TASK PROMPT:
Count up the lines in the following listing that hold the word "approximate", then give only that count.

RECORDS FOR THE TASK:

»»

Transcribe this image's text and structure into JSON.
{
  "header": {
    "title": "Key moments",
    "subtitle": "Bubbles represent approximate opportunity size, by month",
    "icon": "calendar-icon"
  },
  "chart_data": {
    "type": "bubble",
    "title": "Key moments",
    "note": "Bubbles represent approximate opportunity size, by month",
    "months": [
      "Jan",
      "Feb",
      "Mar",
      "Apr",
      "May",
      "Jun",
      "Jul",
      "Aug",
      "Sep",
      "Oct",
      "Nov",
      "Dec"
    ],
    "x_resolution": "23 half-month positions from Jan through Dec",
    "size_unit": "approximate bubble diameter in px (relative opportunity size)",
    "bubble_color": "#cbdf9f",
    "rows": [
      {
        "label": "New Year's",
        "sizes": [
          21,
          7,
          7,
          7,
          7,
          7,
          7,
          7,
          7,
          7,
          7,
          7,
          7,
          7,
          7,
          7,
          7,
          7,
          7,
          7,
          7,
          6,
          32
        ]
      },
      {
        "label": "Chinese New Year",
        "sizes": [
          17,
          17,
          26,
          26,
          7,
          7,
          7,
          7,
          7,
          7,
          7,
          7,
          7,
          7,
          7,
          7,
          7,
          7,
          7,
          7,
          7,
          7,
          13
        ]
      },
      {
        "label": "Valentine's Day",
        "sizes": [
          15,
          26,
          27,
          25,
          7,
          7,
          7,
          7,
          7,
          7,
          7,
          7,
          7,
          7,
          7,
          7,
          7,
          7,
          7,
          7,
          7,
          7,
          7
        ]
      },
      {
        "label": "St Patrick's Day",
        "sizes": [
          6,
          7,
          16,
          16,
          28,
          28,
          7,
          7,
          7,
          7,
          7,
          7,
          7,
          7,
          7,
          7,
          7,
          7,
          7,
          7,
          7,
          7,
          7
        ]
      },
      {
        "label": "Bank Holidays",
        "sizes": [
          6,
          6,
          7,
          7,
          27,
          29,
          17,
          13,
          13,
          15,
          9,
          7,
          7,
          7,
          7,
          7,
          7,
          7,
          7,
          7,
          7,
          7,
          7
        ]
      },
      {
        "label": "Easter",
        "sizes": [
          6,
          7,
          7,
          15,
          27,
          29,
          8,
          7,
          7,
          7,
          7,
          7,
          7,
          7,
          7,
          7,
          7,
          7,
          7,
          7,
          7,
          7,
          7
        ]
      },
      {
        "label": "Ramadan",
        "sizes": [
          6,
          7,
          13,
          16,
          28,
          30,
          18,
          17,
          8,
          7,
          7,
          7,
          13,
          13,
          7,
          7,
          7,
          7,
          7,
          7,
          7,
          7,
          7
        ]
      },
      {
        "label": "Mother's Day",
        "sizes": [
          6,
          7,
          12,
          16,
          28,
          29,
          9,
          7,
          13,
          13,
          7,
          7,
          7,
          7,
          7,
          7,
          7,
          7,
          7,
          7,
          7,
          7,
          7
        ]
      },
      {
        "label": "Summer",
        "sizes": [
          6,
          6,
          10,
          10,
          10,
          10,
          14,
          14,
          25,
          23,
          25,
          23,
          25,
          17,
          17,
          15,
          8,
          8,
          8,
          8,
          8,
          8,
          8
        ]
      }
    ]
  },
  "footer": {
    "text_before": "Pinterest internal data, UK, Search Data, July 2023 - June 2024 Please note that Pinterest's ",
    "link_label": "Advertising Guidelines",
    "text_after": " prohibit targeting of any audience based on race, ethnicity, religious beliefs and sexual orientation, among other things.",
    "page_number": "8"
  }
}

««
»»

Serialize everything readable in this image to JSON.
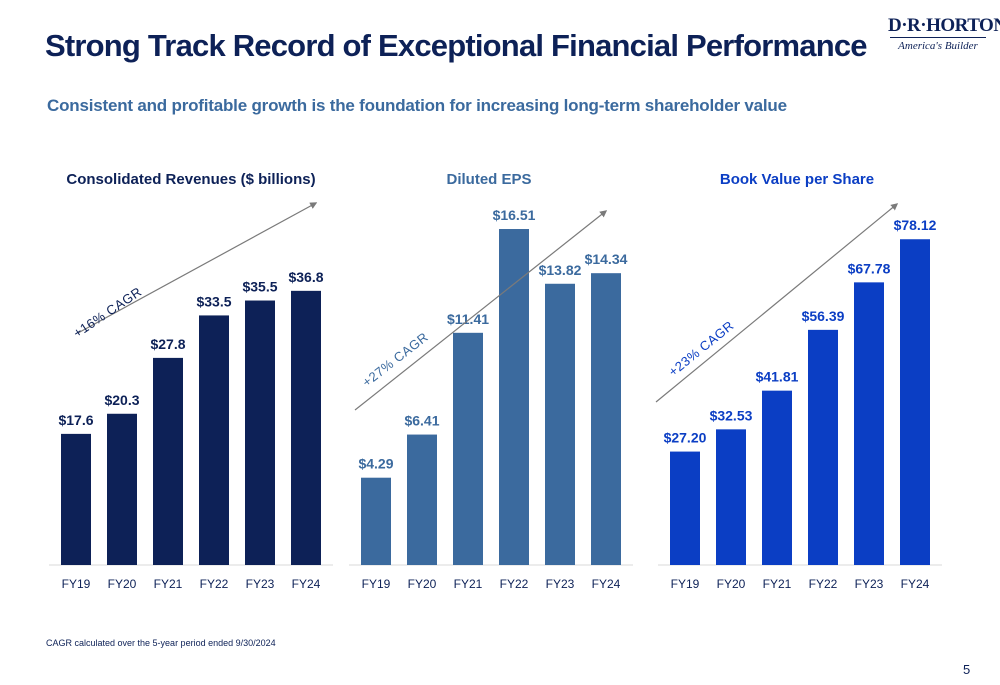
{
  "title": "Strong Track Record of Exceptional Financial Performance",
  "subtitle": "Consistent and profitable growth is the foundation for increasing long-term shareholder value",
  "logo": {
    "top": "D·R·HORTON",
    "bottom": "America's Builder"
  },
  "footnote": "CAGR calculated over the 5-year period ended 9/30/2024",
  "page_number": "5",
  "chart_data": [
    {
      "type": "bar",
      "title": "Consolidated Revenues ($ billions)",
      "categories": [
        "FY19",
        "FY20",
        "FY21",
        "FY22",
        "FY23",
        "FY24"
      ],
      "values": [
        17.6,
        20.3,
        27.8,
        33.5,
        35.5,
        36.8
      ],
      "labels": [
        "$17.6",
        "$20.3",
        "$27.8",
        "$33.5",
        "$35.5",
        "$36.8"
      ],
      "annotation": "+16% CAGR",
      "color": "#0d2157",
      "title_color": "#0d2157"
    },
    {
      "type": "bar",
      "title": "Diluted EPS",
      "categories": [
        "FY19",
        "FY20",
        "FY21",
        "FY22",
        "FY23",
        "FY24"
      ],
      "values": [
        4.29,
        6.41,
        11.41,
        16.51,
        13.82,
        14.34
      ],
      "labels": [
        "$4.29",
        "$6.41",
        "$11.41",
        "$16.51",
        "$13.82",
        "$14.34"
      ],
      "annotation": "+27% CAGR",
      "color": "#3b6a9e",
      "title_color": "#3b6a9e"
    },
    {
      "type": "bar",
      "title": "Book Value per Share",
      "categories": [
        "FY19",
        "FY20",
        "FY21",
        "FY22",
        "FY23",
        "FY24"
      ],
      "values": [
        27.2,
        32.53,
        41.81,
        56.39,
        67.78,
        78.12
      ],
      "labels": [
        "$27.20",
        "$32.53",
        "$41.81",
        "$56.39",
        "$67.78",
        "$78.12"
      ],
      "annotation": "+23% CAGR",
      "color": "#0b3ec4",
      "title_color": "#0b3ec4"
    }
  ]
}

««
»»

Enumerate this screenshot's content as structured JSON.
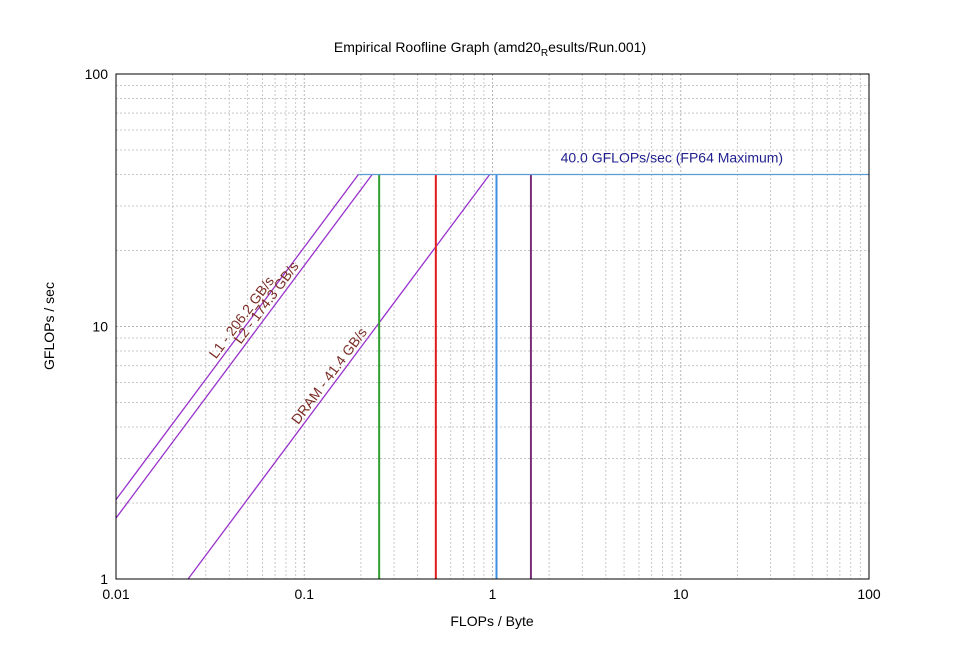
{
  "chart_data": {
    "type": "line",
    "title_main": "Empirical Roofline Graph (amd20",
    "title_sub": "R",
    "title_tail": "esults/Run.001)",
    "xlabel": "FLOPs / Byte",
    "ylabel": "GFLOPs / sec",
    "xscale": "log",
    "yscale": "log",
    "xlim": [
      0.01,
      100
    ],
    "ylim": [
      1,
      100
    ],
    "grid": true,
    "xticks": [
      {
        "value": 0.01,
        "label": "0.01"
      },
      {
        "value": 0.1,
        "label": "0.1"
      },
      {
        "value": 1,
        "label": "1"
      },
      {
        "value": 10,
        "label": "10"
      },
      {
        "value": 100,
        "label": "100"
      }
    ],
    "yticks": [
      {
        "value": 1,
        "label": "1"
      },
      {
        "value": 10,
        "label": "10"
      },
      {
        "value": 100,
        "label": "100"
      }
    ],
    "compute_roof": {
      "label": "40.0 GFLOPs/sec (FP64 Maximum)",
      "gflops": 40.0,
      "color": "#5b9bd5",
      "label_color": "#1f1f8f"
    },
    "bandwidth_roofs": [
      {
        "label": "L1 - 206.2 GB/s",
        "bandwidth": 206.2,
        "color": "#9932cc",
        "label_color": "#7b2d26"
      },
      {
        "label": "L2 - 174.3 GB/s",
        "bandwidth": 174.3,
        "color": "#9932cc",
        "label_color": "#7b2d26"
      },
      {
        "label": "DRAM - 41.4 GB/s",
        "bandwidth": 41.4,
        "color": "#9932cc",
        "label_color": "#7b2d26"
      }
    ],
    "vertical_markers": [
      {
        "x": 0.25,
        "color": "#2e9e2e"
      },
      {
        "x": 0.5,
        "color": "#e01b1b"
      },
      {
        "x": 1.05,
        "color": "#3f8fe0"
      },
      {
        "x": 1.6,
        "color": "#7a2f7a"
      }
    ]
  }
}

««

RESPONSE TO THIS EXERCISE:
3